◆ Problem to solve ◆
Copy out all lines of the records in which the word "text" appears.

[Data items]

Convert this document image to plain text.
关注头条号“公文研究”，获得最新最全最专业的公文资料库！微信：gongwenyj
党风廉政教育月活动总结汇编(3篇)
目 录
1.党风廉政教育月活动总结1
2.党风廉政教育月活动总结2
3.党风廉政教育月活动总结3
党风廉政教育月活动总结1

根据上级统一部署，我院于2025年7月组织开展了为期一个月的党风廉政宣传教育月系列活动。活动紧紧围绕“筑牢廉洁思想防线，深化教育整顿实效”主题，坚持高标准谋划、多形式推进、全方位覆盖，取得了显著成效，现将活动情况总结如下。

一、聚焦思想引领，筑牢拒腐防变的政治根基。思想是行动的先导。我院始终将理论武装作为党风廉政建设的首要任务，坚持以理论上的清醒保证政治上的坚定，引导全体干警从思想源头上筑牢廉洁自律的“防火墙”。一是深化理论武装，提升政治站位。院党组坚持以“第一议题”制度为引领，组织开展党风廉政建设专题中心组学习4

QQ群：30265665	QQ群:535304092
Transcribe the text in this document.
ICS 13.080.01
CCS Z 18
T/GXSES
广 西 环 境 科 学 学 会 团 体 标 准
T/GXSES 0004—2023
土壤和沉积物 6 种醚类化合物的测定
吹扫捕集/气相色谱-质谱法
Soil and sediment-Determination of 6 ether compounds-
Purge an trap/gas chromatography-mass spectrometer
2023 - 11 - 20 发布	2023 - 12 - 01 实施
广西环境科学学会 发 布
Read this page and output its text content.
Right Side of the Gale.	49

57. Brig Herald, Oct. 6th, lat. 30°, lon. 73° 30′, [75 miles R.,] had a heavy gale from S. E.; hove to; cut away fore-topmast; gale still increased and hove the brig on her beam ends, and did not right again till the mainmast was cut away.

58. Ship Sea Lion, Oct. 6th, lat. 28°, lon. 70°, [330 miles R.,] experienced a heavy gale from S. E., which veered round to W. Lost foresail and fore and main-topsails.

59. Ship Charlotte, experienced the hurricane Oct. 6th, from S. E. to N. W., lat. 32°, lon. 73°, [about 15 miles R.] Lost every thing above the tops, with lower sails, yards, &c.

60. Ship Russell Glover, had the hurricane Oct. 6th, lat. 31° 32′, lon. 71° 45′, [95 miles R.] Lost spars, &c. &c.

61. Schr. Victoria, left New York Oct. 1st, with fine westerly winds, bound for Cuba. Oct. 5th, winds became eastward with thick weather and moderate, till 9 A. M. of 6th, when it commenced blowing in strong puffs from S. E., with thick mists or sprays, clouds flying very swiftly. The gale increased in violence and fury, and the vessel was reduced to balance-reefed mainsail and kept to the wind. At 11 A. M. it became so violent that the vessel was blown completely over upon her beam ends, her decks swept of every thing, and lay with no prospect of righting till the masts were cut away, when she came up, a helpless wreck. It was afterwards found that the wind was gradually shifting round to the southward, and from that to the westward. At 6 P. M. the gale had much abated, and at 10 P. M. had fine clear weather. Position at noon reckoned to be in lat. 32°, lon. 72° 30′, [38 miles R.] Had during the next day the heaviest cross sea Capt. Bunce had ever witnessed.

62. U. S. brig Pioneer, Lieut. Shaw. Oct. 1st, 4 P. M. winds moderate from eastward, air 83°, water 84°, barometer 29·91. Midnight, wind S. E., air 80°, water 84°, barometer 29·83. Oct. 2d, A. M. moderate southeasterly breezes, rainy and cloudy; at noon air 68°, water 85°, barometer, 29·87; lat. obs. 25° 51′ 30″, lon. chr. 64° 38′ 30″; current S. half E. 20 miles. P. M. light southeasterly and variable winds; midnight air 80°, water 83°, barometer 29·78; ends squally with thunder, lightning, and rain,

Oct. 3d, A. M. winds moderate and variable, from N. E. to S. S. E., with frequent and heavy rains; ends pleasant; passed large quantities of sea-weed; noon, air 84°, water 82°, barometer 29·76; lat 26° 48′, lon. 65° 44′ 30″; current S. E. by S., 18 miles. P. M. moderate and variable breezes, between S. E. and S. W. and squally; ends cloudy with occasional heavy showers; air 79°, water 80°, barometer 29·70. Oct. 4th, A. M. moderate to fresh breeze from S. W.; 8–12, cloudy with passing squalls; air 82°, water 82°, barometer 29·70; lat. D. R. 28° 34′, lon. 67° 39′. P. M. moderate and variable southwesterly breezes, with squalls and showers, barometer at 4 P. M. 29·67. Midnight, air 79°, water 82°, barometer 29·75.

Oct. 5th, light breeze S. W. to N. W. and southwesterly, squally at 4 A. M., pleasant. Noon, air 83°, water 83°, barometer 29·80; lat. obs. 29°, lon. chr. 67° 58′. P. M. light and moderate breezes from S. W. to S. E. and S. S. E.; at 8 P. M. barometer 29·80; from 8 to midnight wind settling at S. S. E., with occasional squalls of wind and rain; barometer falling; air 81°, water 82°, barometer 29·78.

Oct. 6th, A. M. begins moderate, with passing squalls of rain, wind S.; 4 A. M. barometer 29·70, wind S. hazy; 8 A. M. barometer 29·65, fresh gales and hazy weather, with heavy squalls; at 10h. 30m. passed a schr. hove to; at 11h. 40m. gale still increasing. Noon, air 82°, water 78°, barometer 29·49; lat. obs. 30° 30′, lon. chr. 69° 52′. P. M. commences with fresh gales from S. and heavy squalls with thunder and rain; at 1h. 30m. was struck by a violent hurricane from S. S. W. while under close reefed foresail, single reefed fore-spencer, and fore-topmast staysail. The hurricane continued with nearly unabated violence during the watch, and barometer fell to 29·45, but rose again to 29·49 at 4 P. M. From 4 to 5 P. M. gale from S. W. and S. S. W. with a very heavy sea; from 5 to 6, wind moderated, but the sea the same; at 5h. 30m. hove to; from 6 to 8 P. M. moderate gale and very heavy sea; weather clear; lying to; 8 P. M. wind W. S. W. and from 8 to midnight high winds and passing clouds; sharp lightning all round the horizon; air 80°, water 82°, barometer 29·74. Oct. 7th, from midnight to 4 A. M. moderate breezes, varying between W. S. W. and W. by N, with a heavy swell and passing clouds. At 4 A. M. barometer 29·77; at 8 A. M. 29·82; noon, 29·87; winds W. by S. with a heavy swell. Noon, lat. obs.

◆ Task solution ◆
Convert this document image to plain text.
Transcribe the text in this document.
Read this page and output its text content.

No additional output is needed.